Start PROVIDED TEXT

A stochastic process is a set of random variables indexed by time: \(\{X_{t}; t\in T\}\)

A stochastic process is Gaussian if, every finite set \(\mathbf{X}_{t_1,...,t_k} = \{X_{t_1},...,X_{t_k}\}\) is a multivariate Gaussian.

1.1. Example

Brownian motion describes a stochastic process. Where the distance moved in \(\Delta t\) time is sampled according to: \(\Delta d \sim \mathcal{N}(0, \Delta t)\).

(Note that, samples that are closer together in time are more correlated)

It turns out that this is a Gaussian process. One thing that confused me at first was trying to understand how it could be possible that any set of random variables from the process could be jointly Gaussian. Isn't that a very specific thing to hope for? It helped me to think about conditioning on the multivariate Gaussian. So, conditioning on \(X_{t_1}\) gets us the distribution \(P(\mathbf{X}_{t_2,...,t_k} \mid x_{t_1})\), which is a "slice", where \(x_{t_1}\) is part of the realization. This conditional distribution is also multi-variable Gaussian, and this makes a little sense, because we know that the points are sampled according to a Gaussian, but the mean of that Gaussian depends on where the points from previous timesteps lie.

1.2. Gaussian Processes as distributions over functions

We can sample from the distribution of Brownian walks to get a realization. Each realization is really just a function from time to position. In this sense, sampling a Brownian walk should be thought of as sampling from a distribution of functions.

What defines one of these distributions?

  1. First, we need a mean function \(m(t)\)
  2. Second, we need a covariance function \(k(t, t')\) defined for every pair \((t,t')\)

End PROVIDED TEXT

◆ STATED GOAL 1 ◆
According to the passage on Gaussian processes, which samples are more correlated?

Start INPUT DATA

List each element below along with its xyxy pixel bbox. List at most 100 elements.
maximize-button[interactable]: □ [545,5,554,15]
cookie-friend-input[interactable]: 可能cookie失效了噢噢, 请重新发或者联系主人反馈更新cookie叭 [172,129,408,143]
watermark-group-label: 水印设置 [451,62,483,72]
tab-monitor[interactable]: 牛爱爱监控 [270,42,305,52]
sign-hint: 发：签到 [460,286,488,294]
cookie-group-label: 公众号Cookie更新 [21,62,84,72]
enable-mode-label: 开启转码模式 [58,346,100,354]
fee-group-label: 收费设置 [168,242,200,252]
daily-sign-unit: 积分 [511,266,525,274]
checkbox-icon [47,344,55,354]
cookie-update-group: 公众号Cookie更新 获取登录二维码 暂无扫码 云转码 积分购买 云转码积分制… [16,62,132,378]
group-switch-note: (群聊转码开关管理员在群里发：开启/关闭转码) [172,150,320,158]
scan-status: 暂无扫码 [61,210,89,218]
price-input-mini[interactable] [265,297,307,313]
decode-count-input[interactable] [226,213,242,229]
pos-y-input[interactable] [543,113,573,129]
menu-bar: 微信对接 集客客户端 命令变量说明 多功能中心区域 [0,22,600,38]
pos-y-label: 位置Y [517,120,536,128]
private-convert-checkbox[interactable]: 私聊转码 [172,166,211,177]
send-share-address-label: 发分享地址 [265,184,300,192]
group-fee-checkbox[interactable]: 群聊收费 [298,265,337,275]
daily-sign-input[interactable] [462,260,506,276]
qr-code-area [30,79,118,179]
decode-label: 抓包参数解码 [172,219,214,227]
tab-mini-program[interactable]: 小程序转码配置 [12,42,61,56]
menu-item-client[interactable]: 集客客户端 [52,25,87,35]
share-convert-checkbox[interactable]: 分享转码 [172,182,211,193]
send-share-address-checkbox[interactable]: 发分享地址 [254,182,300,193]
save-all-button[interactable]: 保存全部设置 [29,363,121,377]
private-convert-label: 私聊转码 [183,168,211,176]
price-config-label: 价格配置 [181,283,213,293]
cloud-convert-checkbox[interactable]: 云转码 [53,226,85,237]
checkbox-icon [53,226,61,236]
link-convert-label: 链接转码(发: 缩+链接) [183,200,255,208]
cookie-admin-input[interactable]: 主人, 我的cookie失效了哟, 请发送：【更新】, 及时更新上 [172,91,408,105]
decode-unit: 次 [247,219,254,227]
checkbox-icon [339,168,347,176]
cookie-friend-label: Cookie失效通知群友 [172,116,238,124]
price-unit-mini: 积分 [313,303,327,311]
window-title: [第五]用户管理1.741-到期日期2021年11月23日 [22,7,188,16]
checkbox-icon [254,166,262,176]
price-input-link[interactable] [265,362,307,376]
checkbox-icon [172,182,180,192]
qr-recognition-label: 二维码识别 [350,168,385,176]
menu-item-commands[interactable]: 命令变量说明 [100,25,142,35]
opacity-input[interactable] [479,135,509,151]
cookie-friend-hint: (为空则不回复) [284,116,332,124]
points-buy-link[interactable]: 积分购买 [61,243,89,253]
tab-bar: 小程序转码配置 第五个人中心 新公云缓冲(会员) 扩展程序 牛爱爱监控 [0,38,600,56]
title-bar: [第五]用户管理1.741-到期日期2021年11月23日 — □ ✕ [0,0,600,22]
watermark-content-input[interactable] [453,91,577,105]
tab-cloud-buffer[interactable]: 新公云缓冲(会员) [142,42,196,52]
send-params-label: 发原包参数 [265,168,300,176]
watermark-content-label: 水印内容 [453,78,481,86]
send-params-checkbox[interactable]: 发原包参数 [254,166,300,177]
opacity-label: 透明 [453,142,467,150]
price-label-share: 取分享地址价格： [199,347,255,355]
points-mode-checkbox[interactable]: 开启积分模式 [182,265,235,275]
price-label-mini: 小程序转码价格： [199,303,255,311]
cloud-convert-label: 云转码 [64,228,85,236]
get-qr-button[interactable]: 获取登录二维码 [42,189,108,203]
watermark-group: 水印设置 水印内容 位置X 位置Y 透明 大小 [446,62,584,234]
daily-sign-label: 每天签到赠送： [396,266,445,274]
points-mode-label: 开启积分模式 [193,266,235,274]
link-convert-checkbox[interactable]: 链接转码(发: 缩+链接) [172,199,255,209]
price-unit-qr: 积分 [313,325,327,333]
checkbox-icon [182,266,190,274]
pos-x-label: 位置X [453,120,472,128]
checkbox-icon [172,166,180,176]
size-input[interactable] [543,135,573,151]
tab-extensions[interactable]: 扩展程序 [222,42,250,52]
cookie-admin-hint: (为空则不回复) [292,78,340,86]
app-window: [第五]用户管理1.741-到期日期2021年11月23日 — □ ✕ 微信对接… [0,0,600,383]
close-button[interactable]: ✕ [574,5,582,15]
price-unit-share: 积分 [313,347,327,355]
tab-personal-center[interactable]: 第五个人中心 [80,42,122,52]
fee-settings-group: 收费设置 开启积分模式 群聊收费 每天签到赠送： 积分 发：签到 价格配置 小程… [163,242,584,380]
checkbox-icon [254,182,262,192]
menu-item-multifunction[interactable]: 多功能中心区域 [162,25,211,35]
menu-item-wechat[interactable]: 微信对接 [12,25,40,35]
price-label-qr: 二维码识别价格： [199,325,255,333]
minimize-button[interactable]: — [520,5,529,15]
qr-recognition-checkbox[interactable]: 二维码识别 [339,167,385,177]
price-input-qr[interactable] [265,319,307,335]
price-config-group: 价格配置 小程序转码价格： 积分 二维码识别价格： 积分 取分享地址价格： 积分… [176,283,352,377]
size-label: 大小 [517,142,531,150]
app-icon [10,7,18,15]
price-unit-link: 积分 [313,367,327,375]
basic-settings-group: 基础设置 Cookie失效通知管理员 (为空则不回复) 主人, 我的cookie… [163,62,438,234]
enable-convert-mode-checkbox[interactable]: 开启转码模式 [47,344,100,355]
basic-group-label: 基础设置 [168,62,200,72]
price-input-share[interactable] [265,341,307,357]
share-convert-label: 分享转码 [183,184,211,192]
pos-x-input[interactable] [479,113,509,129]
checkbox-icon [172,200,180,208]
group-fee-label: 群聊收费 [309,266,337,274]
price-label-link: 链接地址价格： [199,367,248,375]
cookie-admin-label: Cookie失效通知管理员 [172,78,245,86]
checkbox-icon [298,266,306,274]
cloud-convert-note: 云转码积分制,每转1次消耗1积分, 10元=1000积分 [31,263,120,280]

End INPUT DATA

◆ STATED GOAL 2 ◆
Copy the entries word for word, starting at their very first line and ending at the line containing "checkbox-icon [47,344,55,354]", with both of those lines included.

◆ COMPLETE OUTPUT 1 ◆
Samples that are closer together in time.

◆ COMPLETE OUTPUT 2 ◆
List each element below along with its xyxy pixel bbox. List at most 100 elements.
maximize-button[interactable]: □ [545,5,554,15]
cookie-friend-input[interactable]: 可能cookie失效了噢噢, 请重新发或者联系主人反馈更新cookie叭 [172,129,408,143]
watermark-group-label: 水印设置 [451,62,483,72]
tab-monitor[interactable]: 牛爱爱监控 [270,42,305,52]
sign-hint: 发：签到 [460,286,488,294]
cookie-group-label: 公众号Cookie更新 [21,62,84,72]
enable-mode-label: 开启转码模式 [58,346,100,354]
fee-group-label: 收费设置 [168,242,200,252]
daily-sign-unit: 积分 [511,266,525,274]
checkbox-icon [47,344,55,354]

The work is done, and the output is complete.